§ **Dataset entries**
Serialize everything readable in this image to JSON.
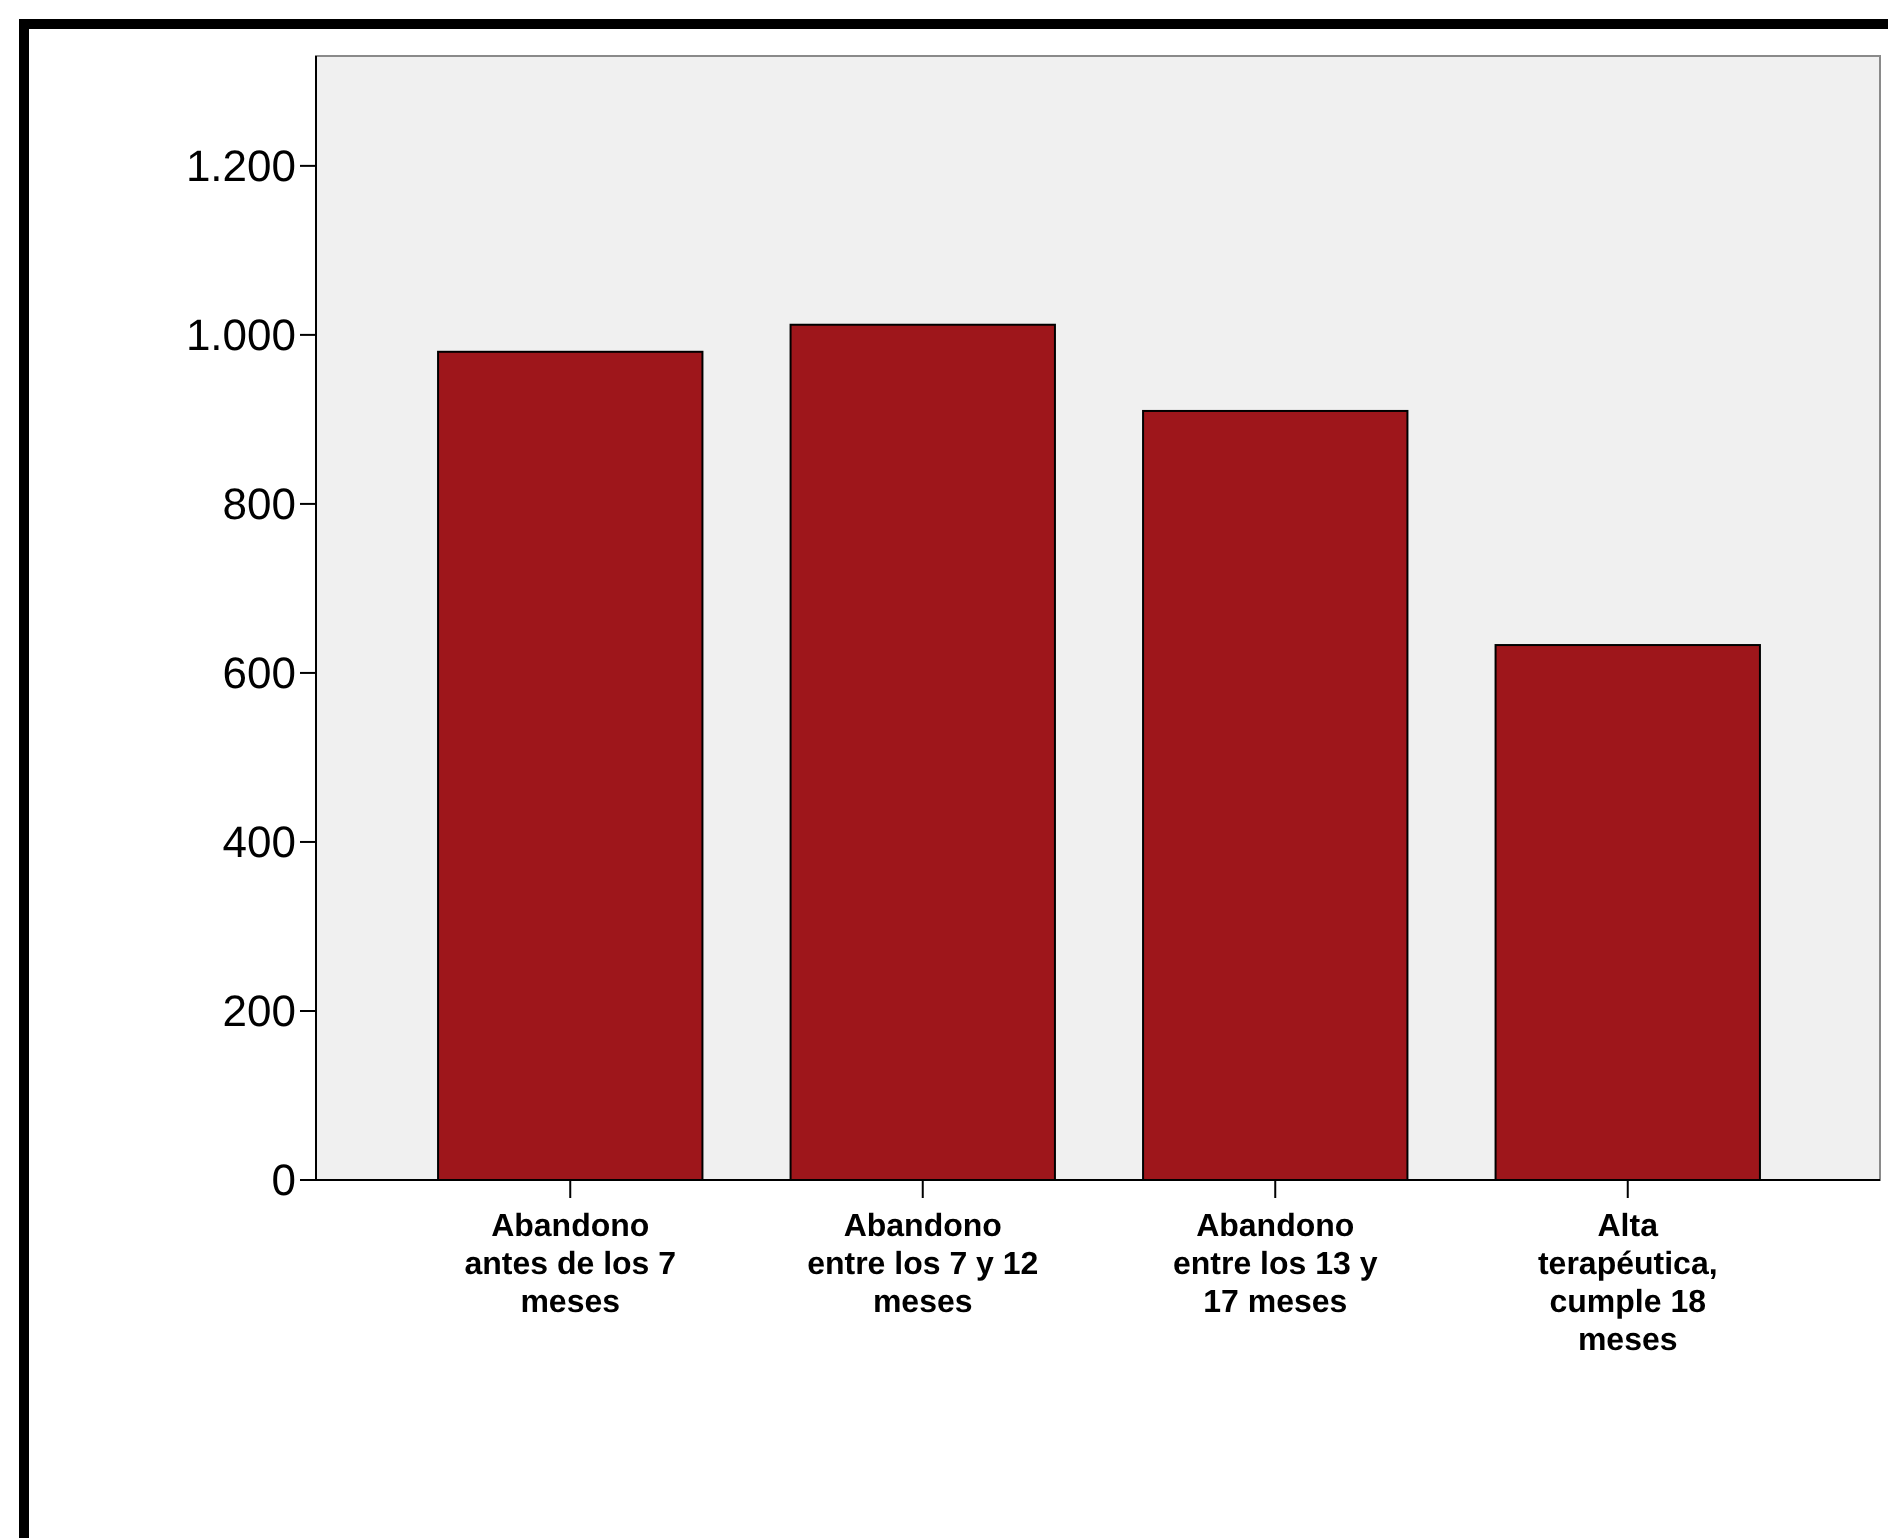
{
  "chart_data": {
    "type": "bar",
    "categories": [
      "Abandono antes de los 7 meses",
      "Abandono entre los 7 y 12 meses",
      "Abandono entre los 13 y 17 meses",
      "Alta terapéutica, cumple 18 meses"
    ],
    "values": [
      980,
      1012,
      910,
      633
    ],
    "color": "#9e161b",
    "ylim": [
      0,
      1330
    ],
    "yticks": [
      0,
      200,
      400,
      600,
      800,
      {
        "value": 1000,
        "label": "1.000"
      },
      {
        "value": 1200,
        "label": "1.200"
      }
    ],
    "grid": false
  }
}
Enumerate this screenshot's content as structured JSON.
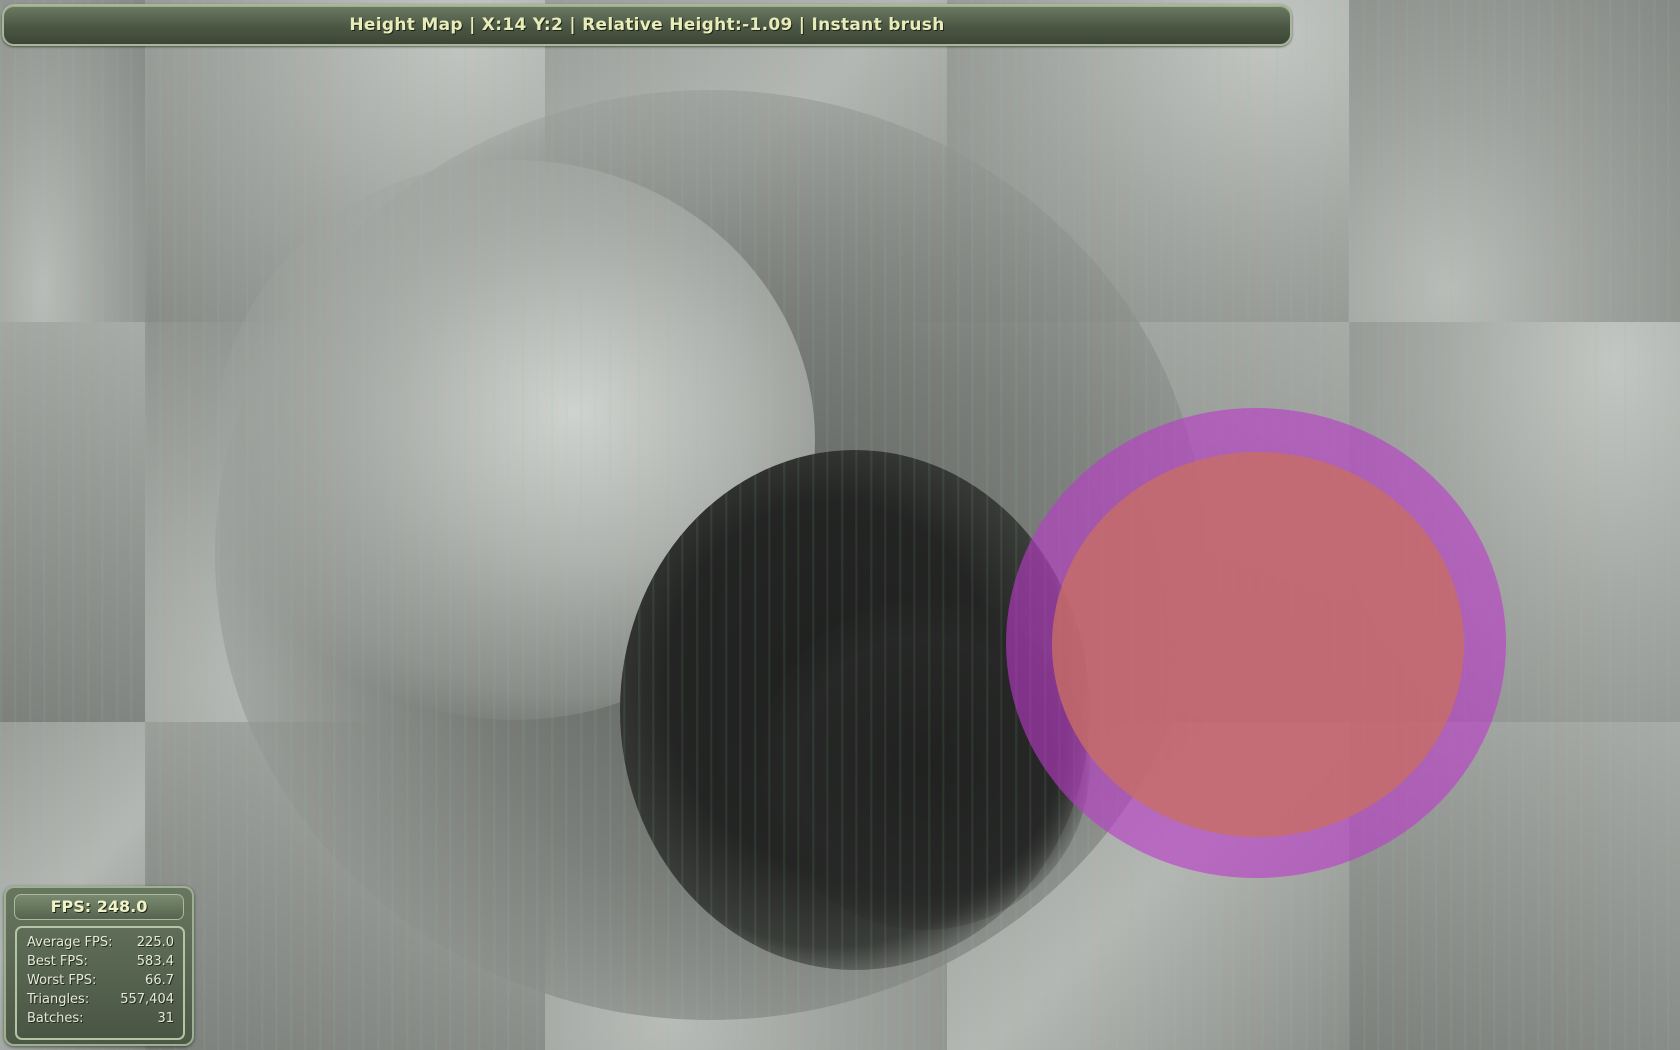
{
  "status_bar": {
    "text": "Height Map | X:14 Y:2 | Relative Height:-1.09 | Instant brush"
  },
  "fps_panel": {
    "header": "FPS: 248.0",
    "stats": [
      {
        "label": "Average FPS:",
        "value": "225.0"
      },
      {
        "label": "Best FPS:",
        "value": "583.4"
      },
      {
        "label": "Worst FPS:",
        "value": "66.7"
      },
      {
        "label": "Triangles:",
        "value": "557,404"
      },
      {
        "label": "Batches:",
        "value": "31"
      }
    ]
  },
  "brush": {
    "outer_color": "#b93cc8",
    "inner_color": "#c86e64"
  }
}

§ **Brief**
Reproduce the full listing faithfully, but do not carry over any pictures.

§ **Task response**
Serialize everything readable in this image to JSON.
{
  "chart_data": {
    "type": "bar",
    "categories": [
      "Abandono antes de los 7 meses",
      "Abandono entre los 7 y 12 meses",
      "Abandono entre los 13 y 17 meses",
      "Alta terapéutica, cumple 18 meses"
    ],
    "values": [
      980,
      1012,
      910,
      633
    ],
    "color": "#9e161b",
    "ylim": [
      0,
      1330
    ],
    "yticks": [
      0,
      200,
      400,
      600,
      800,
      {
        "value": 1000,
        "label": "1.000"
      },
      {
        "value": 1200,
        "label": "1.200"
      }
    ],
    "grid": false
  }
}
Enumerate this screenshot's content as structured JSON.
{
  "status_bar": {
    "text": "Height Map | X:14 Y:2 | Relative Height:-1.09 | Instant brush"
  },
  "fps_panel": {
    "header": "FPS: 248.0",
    "stats": [
      {
        "label": "Average FPS:",
        "value": "225.0"
      },
      {
        "label": "Best FPS:",
        "value": "583.4"
      },
      {
        "label": "Worst FPS:",
        "value": "66.7"
      },
      {
        "label": "Triangles:",
        "value": "557,404"
      },
      {
        "label": "Batches:",
        "value": "31"
      }
    ]
  },
  "brush": {
    "outer_color": "#b93cc8",
    "inner_color": "#c86e64"
  }
}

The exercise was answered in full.